## Items from a data source:
-=-=-
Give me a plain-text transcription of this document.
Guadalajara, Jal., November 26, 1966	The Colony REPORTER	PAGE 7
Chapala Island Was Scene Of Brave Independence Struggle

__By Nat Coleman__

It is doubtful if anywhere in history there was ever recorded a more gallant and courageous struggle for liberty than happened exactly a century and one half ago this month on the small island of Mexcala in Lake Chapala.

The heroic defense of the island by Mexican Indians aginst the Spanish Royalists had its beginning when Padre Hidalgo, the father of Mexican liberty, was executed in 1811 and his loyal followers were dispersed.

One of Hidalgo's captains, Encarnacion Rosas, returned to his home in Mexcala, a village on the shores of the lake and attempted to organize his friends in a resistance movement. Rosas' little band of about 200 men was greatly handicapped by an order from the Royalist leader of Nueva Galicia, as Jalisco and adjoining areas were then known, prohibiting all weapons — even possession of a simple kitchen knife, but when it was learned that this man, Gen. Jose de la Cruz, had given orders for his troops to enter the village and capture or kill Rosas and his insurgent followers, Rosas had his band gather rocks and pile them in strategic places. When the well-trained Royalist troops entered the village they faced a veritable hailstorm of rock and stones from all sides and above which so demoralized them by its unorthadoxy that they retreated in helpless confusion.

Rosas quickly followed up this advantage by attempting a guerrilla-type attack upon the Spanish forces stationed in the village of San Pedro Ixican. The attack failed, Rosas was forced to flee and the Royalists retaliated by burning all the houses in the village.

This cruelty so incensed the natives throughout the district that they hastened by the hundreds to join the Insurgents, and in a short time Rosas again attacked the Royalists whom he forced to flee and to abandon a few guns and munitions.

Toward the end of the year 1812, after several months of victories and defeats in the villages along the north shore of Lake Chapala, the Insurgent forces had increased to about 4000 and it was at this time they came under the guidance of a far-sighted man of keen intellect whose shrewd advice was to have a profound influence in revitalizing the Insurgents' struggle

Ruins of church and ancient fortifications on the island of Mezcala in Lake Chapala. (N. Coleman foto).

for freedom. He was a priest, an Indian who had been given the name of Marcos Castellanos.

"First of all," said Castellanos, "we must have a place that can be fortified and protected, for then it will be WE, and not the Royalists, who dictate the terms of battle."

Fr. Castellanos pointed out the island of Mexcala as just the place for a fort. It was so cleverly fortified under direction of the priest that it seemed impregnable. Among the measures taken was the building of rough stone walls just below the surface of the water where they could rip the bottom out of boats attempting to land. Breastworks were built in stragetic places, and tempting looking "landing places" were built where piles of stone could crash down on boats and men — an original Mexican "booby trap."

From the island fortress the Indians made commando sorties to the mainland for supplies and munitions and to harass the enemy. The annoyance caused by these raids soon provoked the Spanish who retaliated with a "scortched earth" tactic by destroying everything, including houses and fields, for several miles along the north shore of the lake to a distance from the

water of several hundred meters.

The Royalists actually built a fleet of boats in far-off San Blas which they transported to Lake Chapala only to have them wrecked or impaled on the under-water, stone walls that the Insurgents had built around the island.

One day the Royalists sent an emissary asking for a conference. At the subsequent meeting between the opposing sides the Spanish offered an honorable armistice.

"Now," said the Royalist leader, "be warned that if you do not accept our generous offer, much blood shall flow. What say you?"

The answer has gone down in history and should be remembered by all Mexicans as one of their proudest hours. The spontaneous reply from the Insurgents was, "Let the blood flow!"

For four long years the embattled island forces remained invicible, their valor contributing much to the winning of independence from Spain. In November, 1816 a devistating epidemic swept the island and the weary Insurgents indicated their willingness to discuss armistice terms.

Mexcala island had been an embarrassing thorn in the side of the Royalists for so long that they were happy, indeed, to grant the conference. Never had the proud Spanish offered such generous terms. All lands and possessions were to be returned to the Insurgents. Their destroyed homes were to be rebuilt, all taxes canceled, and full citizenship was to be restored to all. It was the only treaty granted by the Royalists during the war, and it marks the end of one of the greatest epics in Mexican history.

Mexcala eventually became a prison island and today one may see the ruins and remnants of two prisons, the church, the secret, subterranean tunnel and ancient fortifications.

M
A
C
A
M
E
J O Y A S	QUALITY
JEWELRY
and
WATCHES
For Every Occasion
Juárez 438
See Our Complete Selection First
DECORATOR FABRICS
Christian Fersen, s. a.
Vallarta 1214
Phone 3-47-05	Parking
-=-=-
Retype the entries one by one, exactly.

## CORRECT RESULT:
Give me a plain-text transcription of this document.
Guadalajara, Jal., November 26, 1966	The Colony REPORTER	PAGE 7
Chapala Island Was Scene Of Brave Independence Struggle

__By Nat Coleman__

It is doubtful if anywhere in history there was ever recorded a more gallant and courageous struggle for liberty than happened exactly a century and one half ago this month on the small island of Mexcala in Lake Chapala.

The heroic defense of the island by Mexican Indians aginst the Spanish Royalists had its beginning when Padre Hidalgo, the father of Mexican liberty, was executed in 1811 and his loyal followers were dispersed.

One of Hidalgo's captains, Encarnacion Rosas, returned to his home in Mexcala, a village on the shores of the lake and attempted to organize his friends in a resistance movement. Rosas' little band of about 200 men was greatly handicapped by an order from the Royalist leader of Nueva Galicia, as Jalisco and adjoining areas were then known, prohibiting all weapons — even possession of a simple kitchen knife, but when it was learned that this man, Gen. Jose de la Cruz, had given orders for his troops to enter the village and capture or kill Rosas and his insurgent followers, Rosas had his band gather rocks and pile them in strategic places. When the well-trained Royalist troops entered the village they faced a veritable hailstorm of rock and stones from all sides and above which so demoralized them by its unorthadoxy that they retreated in helpless confusion.

Rosas quickly followed up this advantage by attempting a guerrilla-type attack upon the Spanish forces stationed in the village of San Pedro Ixican. The attack failed, Rosas was forced to flee and the Royalists retaliated by burning all the houses in the village.

This cruelty so incensed the natives throughout the district that they hastened by the hundreds to join the Insurgents, and in a short time Rosas again attacked the Royalists whom he forced to flee and to abandon a few guns and munitions.

Toward the end of the year 1812, after several months of victories and defeats in the villages along the north shore of Lake Chapala, the Insurgent forces had increased to about 4000 and it was at this time they came under the guidance of a far-sighted man of keen intellect whose shrewd advice was to have a profound influence in revitalizing the Insurgents' struggle

Ruins of church and ancient fortifications on the island of Mezcala in Lake Chapala. (N. Coleman foto).

for freedom. He was a priest, an Indian who had been given the name of Marcos Castellanos.

"First of all," said Castellanos, "we must have a place that can be fortified and protected, for then it will be WE, and not the Royalists, who dictate the terms of battle."

Fr. Castellanos pointed out the island of Mexcala as just the place for a fort. It was so cleverly fortified under direction of the priest that it seemed impregnable. Among the measures taken was the building of rough stone walls just below the surface of the water where they could rip the bottom out of boats attempting to land. Breastworks were built in stragetic places, and tempting looking "landing places" were built where piles of stone could crash down on boats and men — an original Mexican "booby trap."

From the island fortress the Indians made commando sorties to the mainland for supplies and munitions and to harass the enemy. The annoyance caused by these raids soon provoked the Spanish who retaliated with a "scortched earth" tactic by destroying everything, including houses and fields, for several miles along the north shore of the lake to a distance from the

water of several hundred meters.

The Royalists actually built a fleet of boats in far-off San Blas which they transported to Lake Chapala only to have them wrecked or impaled on the under-water, stone walls that the Insurgents had built around the island.

One day the Royalists sent an emissary asking for a conference. At the subsequent meeting between the opposing sides the Spanish offered an honorable armistice.

"Now," said the Royalist leader, "be warned that if you do not accept our generous offer, much blood shall flow. What say you?"

The answer has gone down in history and should be remembered by all Mexicans as one of their proudest hours. The spontaneous reply from the Insurgents was, "Let the blood flow!"

For four long years the embattled island forces remained invicible, their valor contributing much to the winning of independence from Spain. In November, 1816 a devistating epidemic swept the island and the weary Insurgents indicated their willingness to discuss armistice terms.

Mexcala island had been an embarrassing thorn in the side of the Royalists for so long that they were happy, indeed, to grant the conference. Never had the proud Spanish offered such generous terms. All lands and possessions were to be returned to the Insurgents. Their destroyed homes were to be rebuilt, all taxes canceled, and full citizenship was to be restored to all. It was the only treaty granted by the Royalists during the war, and it marks the end of one of the greatest epics in Mexican history.

Mexcala eventually became a prison island and today one may see the ruins and remnants of two prisons, the church, the secret, subterranean tunnel and ancient fortifications.

M
A
C
A
M
E
J O Y A S	QUALITY
JEWELRY
and
WATCHES
For Every Occasion
Juárez 438
See Our Complete Selection First
DECORATOR FABRICS
Christian Fersen, s. a.
Vallarta 1214
Phone 3-47-05	Parking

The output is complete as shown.